| PROBLEM TO SOLVE |
What lines below mention the word "meer"? Copy each one.

▼▼▼

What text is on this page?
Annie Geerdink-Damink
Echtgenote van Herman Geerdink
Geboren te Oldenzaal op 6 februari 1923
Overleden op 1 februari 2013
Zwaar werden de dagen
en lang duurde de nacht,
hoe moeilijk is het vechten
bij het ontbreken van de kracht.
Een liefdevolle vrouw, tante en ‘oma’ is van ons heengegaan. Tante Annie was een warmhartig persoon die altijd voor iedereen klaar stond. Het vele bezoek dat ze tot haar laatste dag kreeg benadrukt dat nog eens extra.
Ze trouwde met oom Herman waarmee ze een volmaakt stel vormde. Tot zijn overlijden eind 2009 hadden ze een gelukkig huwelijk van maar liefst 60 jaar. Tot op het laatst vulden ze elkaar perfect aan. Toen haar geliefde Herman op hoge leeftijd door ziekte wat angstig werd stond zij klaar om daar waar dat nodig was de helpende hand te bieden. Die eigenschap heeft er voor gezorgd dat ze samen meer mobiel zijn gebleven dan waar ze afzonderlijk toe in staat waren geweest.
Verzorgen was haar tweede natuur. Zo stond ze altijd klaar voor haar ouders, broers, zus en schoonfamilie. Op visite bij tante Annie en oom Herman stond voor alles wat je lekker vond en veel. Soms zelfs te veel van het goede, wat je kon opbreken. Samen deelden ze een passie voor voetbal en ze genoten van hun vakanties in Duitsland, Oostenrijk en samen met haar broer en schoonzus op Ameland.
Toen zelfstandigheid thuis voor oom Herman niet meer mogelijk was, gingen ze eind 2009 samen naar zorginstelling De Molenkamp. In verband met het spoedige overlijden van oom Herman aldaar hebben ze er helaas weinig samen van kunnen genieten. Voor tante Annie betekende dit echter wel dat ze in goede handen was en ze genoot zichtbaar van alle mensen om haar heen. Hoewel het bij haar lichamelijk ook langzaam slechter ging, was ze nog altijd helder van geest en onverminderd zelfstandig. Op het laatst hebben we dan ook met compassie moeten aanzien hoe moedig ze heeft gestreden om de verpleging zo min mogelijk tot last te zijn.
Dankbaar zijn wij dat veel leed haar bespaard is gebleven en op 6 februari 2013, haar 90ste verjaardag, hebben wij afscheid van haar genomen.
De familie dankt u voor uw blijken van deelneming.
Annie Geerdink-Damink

▲▲▲

| EXERCISE ANSWER |
Ze trouwde met oom Herman waarmee ze een volmaakt stel vormde. Tot zijn overlijden eind 2009 hadden ze een gelukkig huwelijk van maar liefst 60 jaar. Tot op het laatst vulden ze elkaar perfect aan. Toen haar geliefde Herman op hoge leeftijd door ziekte wat angstig werd stond zij klaar om daar waar dat nodig was de helpende hand te bieden. Die eigenschap heeft er voor gezorgd dat ze samen meer mobiel zijn gebleven dan waar ze afzonderlijk toe in staat waren geweest.
Toen zelfstandigheid thuis voor oom Herman niet meer mogelijk was, gingen ze eind 2009 samen naar zorginstelling De Molenkamp. In verband met het spoedige overlijden van oom Herman aldaar hebben ze er helaas weinig samen van kunnen genieten. Voor tante Annie betekende dit echter wel dat ze in goede handen was en ze genoot zichtbaar van alle mensen om haar heen. Hoewel het bij haar lichamelijk ook langzaam slechter ging, was ze nog altijd helder van geest en onverminderd zelfstandig. Op het laatst hebben we dan ook met compassie moeten aanzien hoe moedig ze heeft gestreden om de verpleging zo min mogelijk tot last te zijn.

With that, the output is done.